> **SHORT TASK**
Reproduce every entry that follows word for word, but omit the images.

── DATA FOR THE TASK ──

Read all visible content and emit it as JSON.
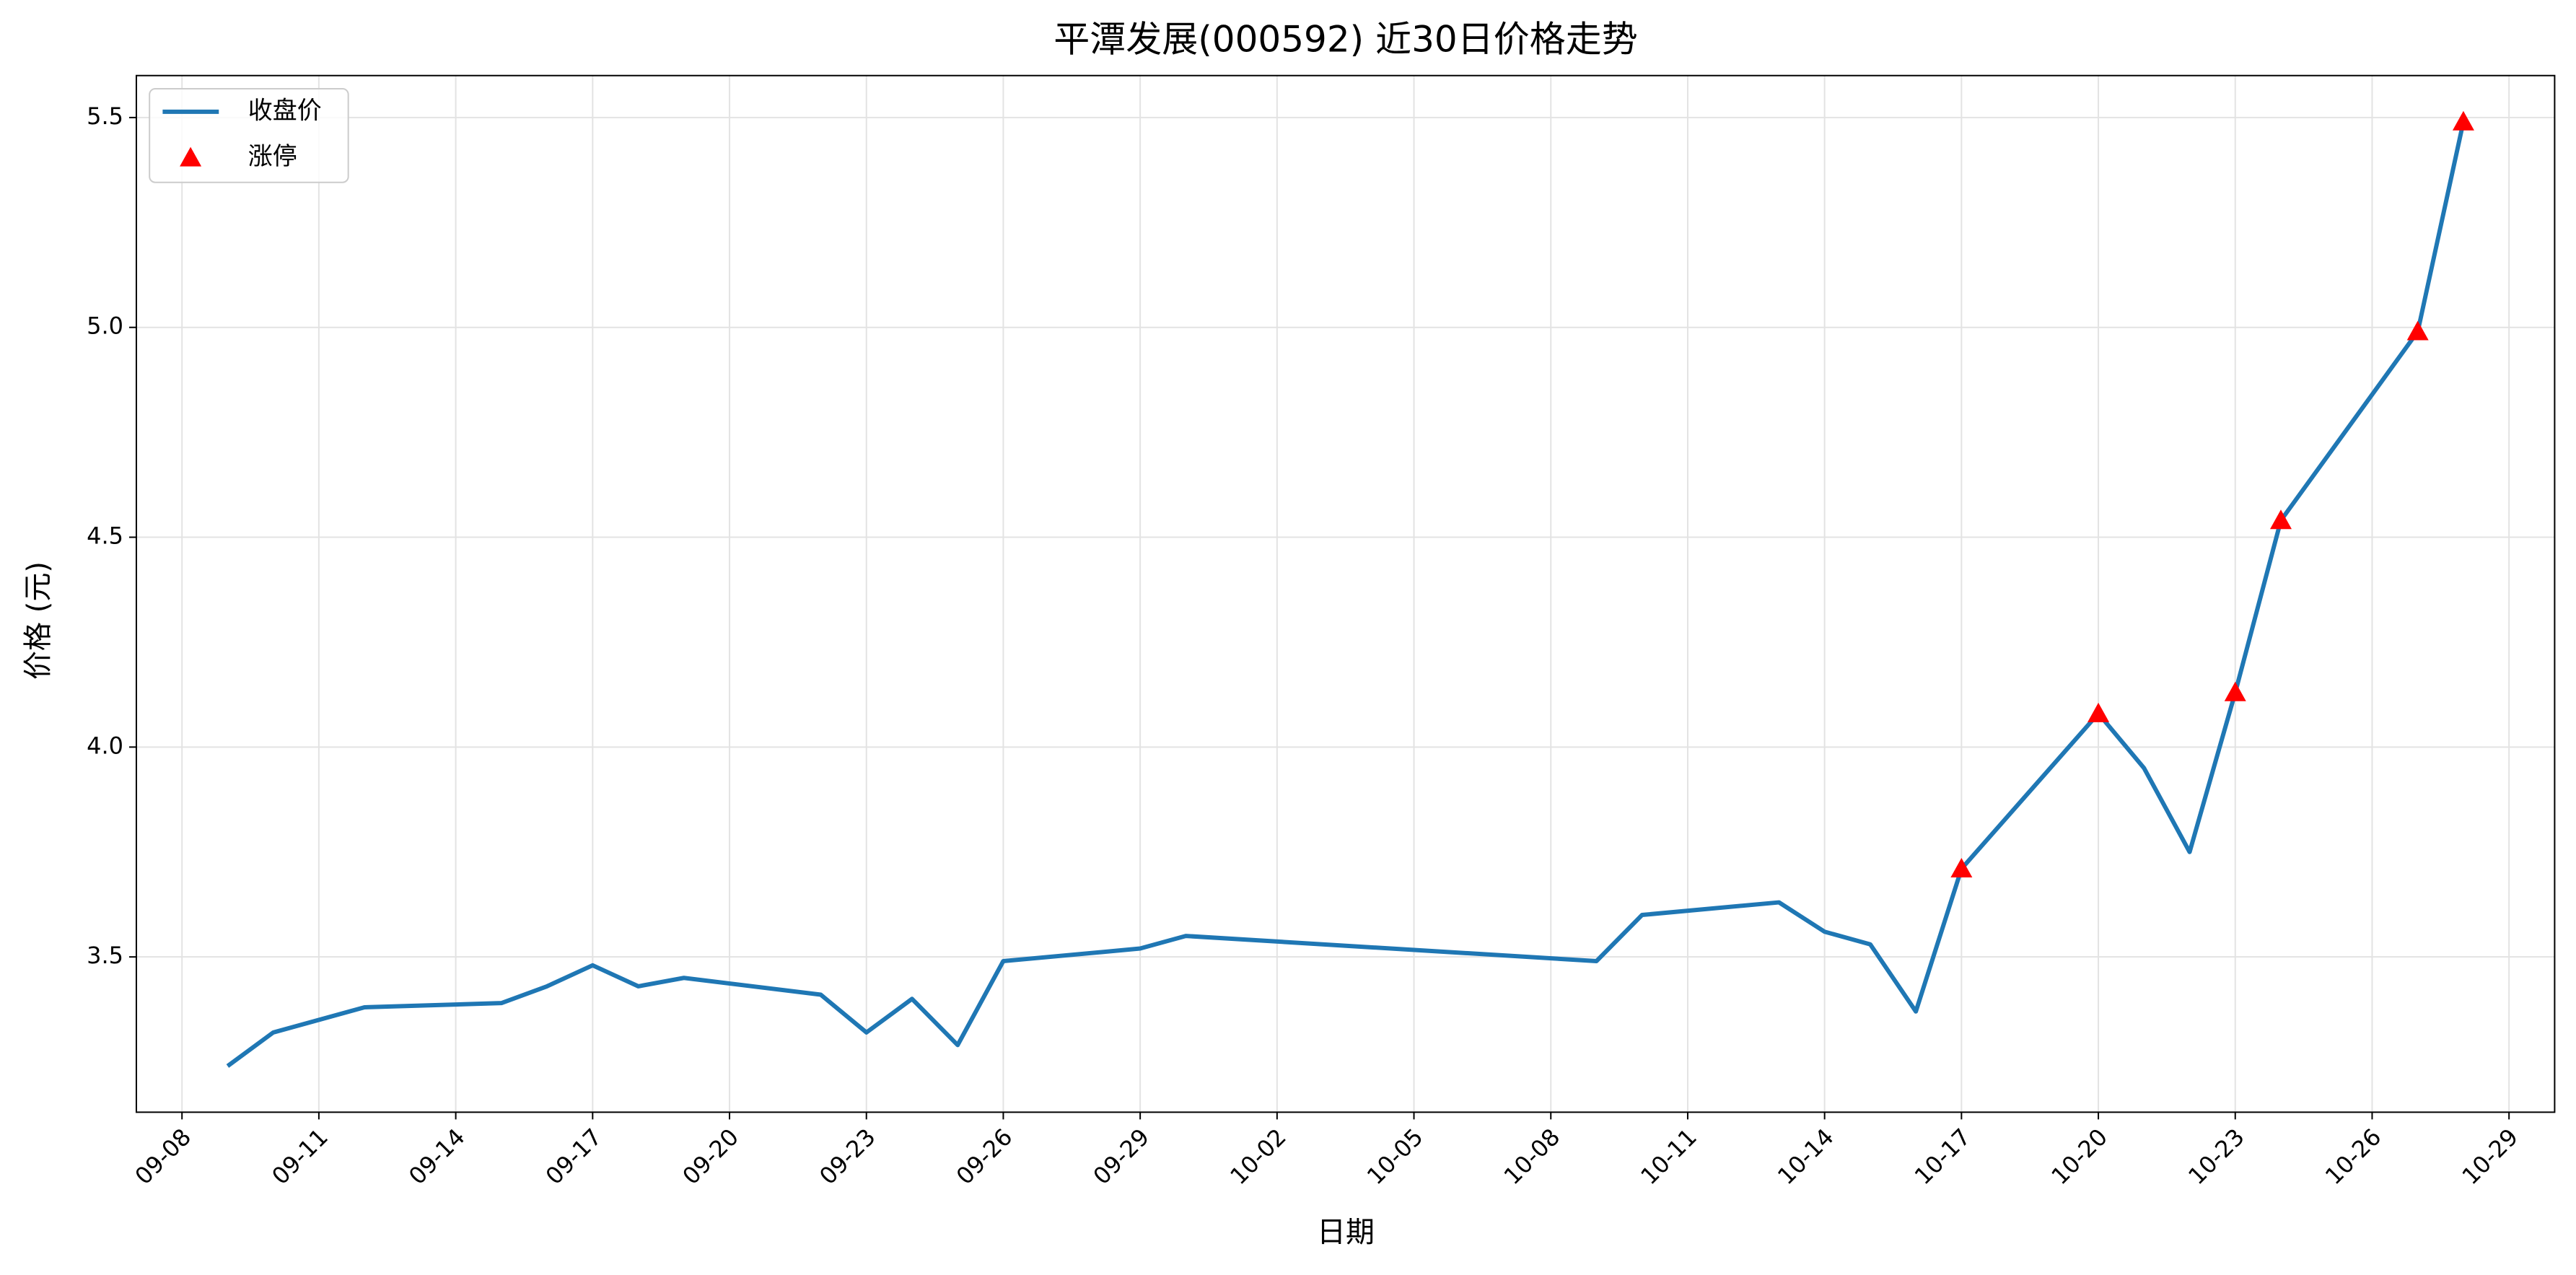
{
  "chart_data": {
    "type": "line",
    "title": "平潭发展(000592) 近30日价格走势",
    "xlabel": "日期",
    "ylabel": "价格 (元)",
    "series": [
      {
        "name": "收盘价",
        "color": "#1f77b4",
        "x": [
          "09-09",
          "09-10",
          "09-12",
          "09-15",
          "09-16",
          "09-17",
          "09-18",
          "09-19",
          "09-22",
          "09-23",
          "09-24",
          "09-25",
          "09-26",
          "09-29",
          "09-30",
          "10-09",
          "10-10",
          "10-13",
          "10-14",
          "10-15",
          "10-16",
          "10-17",
          "10-20",
          "10-21",
          "10-22",
          "10-23",
          "10-24",
          "10-27",
          "10-28"
        ],
        "values": [
          3.24,
          3.32,
          3.38,
          3.39,
          3.43,
          3.48,
          3.43,
          3.45,
          3.41,
          3.32,
          3.4,
          3.29,
          3.49,
          3.52,
          3.55,
          3.49,
          3.6,
          3.63,
          3.56,
          3.53,
          3.37,
          3.71,
          4.08,
          3.95,
          3.75,
          4.13,
          4.54,
          4.99,
          5.49
        ]
      },
      {
        "name": "涨停",
        "color": "red",
        "type": "scatter",
        "marker": "triangle",
        "x": [
          "10-17",
          "10-20",
          "10-23",
          "10-24",
          "10-27",
          "10-28"
        ],
        "values": [
          3.71,
          4.08,
          4.13,
          4.54,
          4.99,
          5.49
        ]
      }
    ],
    "xlim": [
      "09-07",
      "10-30"
    ],
    "xticks": [
      "09-08",
      "09-11",
      "09-14",
      "09-17",
      "09-20",
      "09-23",
      "09-26",
      "09-29",
      "10-02",
      "10-05",
      "10-08",
      "10-11",
      "10-14",
      "10-17",
      "10-20",
      "10-23",
      "10-26",
      "10-29"
    ],
    "ylim": [
      3.13,
      5.6
    ],
    "yticks": [
      3.5,
      {
        "value": 4.0,
        "label": "4.0"
      },
      4.5,
      {
        "value": 5.0,
        "label": "5.0"
      },
      5.5
    ],
    "grid": true,
    "legend": "upper left"
  }
}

───

> **ANSWER BELOW**
Read all visible content and emit it as JSON.
{
  "chart_data": {
    "type": "line",
    "title": "平潭发展(000592) 近30日价格走势",
    "xlabel": "日期",
    "ylabel": "价格 (元)",
    "series": [
      {
        "name": "收盘价",
        "color": "#1f77b4",
        "x": [
          "09-09",
          "09-10",
          "09-12",
          "09-15",
          "09-16",
          "09-17",
          "09-18",
          "09-19",
          "09-22",
          "09-23",
          "09-24",
          "09-25",
          "09-26",
          "09-29",
          "09-30",
          "10-09",
          "10-10",
          "10-13",
          "10-14",
          "10-15",
          "10-16",
          "10-17",
          "10-20",
          "10-21",
          "10-22",
          "10-23",
          "10-24",
          "10-27",
          "10-28"
        ],
        "values": [
          3.24,
          3.32,
          3.38,
          3.39,
          3.43,
          3.48,
          3.43,
          3.45,
          3.41,
          3.32,
          3.4,
          3.29,
          3.49,
          3.52,
          3.55,
          3.49,
          3.6,
          3.63,
          3.56,
          3.53,
          3.37,
          3.71,
          4.08,
          3.95,
          3.75,
          4.13,
          4.54,
          4.99,
          5.49
        ]
      },
      {
        "name": "涨停",
        "color": "red",
        "type": "scatter",
        "marker": "triangle",
        "x": [
          "10-17",
          "10-20",
          "10-23",
          "10-24",
          "10-27",
          "10-28"
        ],
        "values": [
          3.71,
          4.08,
          4.13,
          4.54,
          4.99,
          5.49
        ]
      }
    ],
    "xlim": [
      "09-07",
      "10-30"
    ],
    "xticks": [
      "09-08",
      "09-11",
      "09-14",
      "09-17",
      "09-20",
      "09-23",
      "09-26",
      "09-29",
      "10-02",
      "10-05",
      "10-08",
      "10-11",
      "10-14",
      "10-17",
      "10-20",
      "10-23",
      "10-26",
      "10-29"
    ],
    "ylim": [
      3.13,
      5.6
    ],
    "yticks": [
      3.5,
      {
        "value": 4.0,
        "label": "4.0"
      },
      4.5,
      {
        "value": 5.0,
        "label": "5.0"
      },
      5.5
    ],
    "grid": true,
    "legend": "upper left"
  }
}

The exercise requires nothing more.